── Record excerpts ──

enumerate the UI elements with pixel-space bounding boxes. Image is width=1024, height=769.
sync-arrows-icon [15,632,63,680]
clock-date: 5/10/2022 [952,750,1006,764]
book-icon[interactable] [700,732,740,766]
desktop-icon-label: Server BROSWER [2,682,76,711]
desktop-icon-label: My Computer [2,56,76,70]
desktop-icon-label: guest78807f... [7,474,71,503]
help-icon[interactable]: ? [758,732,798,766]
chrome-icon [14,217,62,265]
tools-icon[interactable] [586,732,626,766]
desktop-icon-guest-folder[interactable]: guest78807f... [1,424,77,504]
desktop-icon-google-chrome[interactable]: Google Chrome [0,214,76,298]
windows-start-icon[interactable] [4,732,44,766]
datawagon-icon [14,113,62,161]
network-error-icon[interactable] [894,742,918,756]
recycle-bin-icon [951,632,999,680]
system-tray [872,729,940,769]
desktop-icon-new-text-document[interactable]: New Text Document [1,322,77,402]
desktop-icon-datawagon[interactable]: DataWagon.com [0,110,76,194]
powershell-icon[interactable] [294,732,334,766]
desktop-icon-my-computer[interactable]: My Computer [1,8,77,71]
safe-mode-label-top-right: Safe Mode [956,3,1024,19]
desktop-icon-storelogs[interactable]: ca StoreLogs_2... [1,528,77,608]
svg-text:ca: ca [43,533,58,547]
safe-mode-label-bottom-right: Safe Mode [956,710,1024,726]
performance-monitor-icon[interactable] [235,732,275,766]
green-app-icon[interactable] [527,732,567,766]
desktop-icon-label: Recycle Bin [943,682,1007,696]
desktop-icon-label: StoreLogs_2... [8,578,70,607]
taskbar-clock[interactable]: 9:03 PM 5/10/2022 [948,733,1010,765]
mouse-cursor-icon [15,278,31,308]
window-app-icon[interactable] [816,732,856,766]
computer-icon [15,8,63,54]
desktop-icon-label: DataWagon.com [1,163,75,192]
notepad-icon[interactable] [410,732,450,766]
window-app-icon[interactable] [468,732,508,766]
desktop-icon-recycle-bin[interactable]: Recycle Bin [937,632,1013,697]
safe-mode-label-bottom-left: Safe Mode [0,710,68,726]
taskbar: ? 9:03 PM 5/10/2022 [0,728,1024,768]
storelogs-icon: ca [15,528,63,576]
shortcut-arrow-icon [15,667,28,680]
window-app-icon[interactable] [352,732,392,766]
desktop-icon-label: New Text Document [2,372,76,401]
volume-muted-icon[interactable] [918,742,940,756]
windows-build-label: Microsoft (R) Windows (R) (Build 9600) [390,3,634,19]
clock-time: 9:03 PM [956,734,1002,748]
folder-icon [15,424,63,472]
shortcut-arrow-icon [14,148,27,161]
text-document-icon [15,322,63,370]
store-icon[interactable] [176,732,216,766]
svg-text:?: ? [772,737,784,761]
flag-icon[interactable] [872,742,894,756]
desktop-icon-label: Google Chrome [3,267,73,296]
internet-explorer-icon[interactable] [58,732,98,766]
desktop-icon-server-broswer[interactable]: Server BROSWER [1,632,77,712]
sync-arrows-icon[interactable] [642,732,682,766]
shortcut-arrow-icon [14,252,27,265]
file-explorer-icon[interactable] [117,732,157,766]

───

Task instructions -> Turn the lines above, from the first line through the line containing "system-tray [872,729,940,769]" (both included), into a Markdown table with the columns Row and Text. Number each line in Row and leave out blank lines.

Result ->
| Row | Text |
|---|---|
| 1 | enumerate the UI elements with pixel-space bounding boxes. Image is width=1024, height=769. |
| 2 | sync-arrows-icon [15,632,63,680] |
| 3 | clock-date: 5/10/2022 [952,750,1006,764] |
| 4 | book-icon[interactable] [700,732,740,766] |
| 5 | desktop-icon-label: Server BROSWER [2,682,76,711] |
| 6 | desktop-icon-label: My Computer [2,56,76,70] |
| 7 | desktop-icon-label: guest78807f... [7,474,71,503] |
| 8 | help-icon[interactable]: ? [758,732,798,766] |
| 9 | chrome-icon [14,217,62,265] |
| 10 | tools-icon[interactable] [586,732,626,766] |
| 11 | desktop-icon-guest-folder[interactable]: guest78807f... [1,424,77,504] |
| 12 | desktop-icon-google-chrome[interactable]: Google Chrome [0,214,76,298] |
| 13 | windows-start-icon[interactable] [4,732,44,766] |
| 14 | datawagon-icon [14,113,62,161] |
| 15 | network-error-icon[interactable] [894,742,918,756] |
| 16 | recycle-bin-icon [951,632,999,680] |
| 17 | system-tray [872,729,940,769] |